Directions for this task: Look through the data below. Collect every line where the word "models" occurs.

Exercise inputs:
^^^^^^^^
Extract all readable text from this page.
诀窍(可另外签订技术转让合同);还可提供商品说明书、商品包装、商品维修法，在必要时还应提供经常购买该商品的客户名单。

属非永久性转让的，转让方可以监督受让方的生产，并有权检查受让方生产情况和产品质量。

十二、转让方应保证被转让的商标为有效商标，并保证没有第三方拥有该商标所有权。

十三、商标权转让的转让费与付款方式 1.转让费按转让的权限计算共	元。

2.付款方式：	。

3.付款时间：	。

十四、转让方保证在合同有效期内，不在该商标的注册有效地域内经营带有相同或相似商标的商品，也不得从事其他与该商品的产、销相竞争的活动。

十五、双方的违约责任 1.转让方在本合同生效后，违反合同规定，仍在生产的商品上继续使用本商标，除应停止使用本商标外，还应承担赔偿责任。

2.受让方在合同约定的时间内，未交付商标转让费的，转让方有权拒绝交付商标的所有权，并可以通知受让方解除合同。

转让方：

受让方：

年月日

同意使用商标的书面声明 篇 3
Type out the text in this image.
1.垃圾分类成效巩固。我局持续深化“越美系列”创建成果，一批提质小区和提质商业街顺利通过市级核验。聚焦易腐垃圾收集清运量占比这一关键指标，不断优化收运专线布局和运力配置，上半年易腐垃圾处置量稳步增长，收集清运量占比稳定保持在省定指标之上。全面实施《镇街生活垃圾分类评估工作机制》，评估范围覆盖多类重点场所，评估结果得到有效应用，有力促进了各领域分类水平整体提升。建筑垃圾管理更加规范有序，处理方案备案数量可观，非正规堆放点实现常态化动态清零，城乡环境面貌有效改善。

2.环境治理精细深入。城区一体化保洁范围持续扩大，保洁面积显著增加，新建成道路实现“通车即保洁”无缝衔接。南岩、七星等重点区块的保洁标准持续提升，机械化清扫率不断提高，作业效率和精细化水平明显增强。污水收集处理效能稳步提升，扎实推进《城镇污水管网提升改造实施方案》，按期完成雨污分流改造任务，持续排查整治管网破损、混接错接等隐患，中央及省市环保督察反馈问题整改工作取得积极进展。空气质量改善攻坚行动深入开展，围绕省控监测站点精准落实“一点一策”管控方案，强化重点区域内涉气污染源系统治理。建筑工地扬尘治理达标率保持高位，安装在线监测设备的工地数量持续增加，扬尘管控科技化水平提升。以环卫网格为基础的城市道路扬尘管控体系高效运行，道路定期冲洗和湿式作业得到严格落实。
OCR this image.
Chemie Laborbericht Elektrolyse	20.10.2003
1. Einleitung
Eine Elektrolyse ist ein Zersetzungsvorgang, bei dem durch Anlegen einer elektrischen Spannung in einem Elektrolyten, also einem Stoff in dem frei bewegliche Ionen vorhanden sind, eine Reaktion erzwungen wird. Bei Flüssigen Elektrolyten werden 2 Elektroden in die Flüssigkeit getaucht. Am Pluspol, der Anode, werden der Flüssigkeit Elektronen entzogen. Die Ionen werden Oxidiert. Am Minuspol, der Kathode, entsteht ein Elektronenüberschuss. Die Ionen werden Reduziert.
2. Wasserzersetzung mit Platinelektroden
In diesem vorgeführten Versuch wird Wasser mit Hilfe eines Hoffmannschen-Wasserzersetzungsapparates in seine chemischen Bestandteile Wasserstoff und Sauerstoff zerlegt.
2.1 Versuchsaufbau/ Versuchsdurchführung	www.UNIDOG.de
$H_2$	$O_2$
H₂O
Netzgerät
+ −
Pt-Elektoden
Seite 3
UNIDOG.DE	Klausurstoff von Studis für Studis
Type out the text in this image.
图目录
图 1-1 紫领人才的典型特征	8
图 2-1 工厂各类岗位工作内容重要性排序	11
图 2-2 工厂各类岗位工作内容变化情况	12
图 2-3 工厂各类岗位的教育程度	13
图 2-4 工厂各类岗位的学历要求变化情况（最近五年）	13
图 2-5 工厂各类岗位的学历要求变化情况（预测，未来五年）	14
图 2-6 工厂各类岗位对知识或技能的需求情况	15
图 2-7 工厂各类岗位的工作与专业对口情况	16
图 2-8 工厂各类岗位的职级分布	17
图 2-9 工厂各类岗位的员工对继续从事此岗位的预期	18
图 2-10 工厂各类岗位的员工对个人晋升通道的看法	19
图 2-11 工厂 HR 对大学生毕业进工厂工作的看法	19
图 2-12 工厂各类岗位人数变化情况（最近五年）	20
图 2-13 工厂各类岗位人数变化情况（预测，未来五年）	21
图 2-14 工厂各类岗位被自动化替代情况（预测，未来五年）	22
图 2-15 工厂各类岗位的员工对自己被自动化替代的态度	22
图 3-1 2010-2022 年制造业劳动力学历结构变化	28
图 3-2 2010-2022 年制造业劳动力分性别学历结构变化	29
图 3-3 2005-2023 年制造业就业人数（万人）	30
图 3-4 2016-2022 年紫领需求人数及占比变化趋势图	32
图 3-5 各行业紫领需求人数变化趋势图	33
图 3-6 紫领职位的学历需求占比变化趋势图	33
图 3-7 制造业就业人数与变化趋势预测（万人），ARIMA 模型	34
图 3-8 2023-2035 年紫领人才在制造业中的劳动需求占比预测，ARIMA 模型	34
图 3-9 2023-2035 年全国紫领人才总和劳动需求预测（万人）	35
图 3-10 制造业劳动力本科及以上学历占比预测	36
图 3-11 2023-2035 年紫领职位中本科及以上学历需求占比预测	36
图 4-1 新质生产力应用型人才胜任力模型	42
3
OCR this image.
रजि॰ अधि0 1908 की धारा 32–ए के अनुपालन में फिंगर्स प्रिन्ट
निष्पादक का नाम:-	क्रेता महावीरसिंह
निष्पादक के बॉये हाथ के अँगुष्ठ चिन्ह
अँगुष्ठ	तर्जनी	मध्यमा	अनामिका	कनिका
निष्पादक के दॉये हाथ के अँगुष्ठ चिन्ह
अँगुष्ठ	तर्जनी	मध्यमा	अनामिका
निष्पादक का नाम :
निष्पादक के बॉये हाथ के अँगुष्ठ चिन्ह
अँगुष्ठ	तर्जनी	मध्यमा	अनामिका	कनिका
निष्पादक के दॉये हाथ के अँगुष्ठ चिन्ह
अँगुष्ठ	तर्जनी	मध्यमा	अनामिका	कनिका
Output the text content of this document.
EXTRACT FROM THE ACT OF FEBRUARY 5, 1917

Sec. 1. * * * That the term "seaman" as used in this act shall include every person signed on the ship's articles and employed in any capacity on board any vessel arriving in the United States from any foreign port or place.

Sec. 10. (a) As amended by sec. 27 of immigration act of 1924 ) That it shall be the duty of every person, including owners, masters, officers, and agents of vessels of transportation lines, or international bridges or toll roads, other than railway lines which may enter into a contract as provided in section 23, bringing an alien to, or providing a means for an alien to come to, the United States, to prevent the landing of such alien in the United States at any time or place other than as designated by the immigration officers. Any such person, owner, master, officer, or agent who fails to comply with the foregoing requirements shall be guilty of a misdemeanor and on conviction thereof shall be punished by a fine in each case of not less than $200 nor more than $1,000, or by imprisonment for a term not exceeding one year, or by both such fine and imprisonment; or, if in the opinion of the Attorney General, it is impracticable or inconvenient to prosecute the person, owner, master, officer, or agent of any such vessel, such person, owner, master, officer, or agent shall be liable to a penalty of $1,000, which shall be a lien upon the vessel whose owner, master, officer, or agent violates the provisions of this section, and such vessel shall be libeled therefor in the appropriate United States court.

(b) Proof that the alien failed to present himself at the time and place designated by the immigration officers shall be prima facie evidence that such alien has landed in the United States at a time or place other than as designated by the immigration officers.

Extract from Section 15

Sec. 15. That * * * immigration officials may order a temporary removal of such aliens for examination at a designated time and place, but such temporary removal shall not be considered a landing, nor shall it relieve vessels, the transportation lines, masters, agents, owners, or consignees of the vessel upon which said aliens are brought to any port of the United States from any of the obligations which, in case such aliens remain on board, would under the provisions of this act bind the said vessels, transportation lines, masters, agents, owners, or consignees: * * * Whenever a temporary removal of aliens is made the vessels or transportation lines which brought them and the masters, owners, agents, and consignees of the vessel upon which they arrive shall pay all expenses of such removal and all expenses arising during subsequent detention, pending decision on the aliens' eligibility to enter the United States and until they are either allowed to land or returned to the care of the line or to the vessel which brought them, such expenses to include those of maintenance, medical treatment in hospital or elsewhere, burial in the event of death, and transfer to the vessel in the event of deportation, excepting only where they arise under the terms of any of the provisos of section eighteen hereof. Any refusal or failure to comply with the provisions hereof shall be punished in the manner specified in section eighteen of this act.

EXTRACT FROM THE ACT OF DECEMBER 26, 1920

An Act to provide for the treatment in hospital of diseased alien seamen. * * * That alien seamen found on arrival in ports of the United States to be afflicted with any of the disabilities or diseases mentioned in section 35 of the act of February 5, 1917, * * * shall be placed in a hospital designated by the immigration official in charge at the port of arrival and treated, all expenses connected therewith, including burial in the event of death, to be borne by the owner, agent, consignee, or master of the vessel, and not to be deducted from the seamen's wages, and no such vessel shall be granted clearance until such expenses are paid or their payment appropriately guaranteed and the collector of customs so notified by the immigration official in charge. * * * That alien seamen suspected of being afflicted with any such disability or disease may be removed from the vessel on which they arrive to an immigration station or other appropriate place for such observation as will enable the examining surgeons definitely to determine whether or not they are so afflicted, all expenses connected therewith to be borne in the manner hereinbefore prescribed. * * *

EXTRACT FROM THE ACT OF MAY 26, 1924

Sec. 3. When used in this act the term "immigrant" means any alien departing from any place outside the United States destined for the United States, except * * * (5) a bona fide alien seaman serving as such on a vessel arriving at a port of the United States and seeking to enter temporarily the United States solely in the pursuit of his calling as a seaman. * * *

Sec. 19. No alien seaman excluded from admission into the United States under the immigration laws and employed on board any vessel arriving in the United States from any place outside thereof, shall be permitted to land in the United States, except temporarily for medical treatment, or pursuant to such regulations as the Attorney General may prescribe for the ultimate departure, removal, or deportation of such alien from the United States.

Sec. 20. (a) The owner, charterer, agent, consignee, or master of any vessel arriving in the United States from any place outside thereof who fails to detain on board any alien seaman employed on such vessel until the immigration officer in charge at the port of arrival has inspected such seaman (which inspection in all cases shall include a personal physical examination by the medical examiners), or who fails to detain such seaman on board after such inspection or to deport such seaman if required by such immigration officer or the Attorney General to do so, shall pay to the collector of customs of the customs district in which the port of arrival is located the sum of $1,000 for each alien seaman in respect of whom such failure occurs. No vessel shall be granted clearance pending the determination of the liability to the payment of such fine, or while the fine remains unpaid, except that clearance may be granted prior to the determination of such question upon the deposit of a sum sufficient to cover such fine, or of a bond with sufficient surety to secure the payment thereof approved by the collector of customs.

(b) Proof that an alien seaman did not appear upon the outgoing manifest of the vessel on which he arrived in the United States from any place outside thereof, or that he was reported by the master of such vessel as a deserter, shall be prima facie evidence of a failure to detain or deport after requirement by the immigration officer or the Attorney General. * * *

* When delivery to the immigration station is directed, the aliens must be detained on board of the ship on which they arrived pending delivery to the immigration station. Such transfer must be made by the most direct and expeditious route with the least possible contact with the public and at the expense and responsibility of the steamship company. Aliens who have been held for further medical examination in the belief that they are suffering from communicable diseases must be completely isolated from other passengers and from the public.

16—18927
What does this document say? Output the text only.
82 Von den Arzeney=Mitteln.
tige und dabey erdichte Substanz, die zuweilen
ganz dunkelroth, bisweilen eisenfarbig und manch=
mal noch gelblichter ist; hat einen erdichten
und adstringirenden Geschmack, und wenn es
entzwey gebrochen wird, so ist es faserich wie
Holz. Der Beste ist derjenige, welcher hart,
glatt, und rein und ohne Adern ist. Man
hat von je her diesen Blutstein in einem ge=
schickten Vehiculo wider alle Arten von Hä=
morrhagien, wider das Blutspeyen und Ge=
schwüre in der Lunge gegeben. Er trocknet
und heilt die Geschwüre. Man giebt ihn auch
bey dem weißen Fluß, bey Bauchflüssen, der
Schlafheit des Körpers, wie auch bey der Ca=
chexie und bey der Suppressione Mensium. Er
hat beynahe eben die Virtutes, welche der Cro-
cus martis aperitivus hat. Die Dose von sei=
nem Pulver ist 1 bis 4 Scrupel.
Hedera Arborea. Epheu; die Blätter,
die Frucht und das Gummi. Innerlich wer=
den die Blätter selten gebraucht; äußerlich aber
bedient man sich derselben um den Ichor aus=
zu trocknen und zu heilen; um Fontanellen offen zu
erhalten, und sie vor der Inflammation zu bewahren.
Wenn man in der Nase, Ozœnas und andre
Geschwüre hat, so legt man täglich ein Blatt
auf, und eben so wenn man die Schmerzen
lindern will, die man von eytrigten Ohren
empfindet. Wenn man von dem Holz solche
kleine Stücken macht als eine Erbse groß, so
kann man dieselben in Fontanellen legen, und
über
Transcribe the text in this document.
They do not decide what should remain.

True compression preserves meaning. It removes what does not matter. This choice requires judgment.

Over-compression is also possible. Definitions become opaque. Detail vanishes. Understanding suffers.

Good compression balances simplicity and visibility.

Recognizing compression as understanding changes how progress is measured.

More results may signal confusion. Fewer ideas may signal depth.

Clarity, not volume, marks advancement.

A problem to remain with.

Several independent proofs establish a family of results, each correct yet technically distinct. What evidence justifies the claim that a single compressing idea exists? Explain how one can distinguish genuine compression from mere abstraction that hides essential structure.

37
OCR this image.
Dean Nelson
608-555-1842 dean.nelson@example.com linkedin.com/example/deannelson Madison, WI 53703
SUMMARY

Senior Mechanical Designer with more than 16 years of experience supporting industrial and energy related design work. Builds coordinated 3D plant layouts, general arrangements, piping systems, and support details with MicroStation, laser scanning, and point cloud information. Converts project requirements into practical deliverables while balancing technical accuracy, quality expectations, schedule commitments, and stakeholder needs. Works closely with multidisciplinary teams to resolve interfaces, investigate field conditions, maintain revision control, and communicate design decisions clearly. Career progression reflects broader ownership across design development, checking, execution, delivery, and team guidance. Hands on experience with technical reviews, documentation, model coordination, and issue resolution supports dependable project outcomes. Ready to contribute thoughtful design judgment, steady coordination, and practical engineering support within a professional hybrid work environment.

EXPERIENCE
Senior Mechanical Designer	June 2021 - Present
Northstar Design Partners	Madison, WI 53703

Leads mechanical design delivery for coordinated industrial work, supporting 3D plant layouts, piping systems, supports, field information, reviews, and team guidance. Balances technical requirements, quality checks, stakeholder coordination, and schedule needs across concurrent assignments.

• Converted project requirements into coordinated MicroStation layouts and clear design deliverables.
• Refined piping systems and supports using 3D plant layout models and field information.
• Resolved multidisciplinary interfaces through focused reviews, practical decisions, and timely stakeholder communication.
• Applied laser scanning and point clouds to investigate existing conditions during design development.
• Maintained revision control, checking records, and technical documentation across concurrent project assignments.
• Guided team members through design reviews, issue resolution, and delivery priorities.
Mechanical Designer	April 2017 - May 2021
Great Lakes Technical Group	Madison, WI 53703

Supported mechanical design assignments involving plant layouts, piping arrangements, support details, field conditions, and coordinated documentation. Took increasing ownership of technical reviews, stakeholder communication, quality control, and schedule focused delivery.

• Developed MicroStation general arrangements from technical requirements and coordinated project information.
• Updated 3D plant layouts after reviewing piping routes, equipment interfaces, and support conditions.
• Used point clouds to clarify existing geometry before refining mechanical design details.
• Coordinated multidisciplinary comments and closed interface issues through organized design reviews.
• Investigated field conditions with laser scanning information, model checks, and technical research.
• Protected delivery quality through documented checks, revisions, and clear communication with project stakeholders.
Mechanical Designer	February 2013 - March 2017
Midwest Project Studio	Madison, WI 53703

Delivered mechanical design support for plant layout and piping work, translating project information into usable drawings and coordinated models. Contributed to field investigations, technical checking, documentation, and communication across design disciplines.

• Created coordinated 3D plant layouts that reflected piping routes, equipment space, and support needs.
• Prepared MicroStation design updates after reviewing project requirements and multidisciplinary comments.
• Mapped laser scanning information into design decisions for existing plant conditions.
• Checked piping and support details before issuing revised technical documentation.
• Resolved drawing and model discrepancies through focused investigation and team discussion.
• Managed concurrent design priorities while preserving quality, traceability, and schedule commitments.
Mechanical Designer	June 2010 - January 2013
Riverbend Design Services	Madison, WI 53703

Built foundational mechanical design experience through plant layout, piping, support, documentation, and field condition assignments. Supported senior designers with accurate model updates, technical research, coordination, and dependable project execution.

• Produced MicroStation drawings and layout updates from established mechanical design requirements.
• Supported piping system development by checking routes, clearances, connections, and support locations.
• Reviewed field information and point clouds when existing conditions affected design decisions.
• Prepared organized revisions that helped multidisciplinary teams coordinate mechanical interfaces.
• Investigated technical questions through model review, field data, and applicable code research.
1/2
^^^^^^^^
Finished answer:
• Refined piping systems and supports using 3D plant layout models and field information.
Delivered mechanical design support for plant layout and piping work, translating project information into usable drawings and coordinated models. Contributed to field investigations, technical checking, documentation, and communication across design disciplines.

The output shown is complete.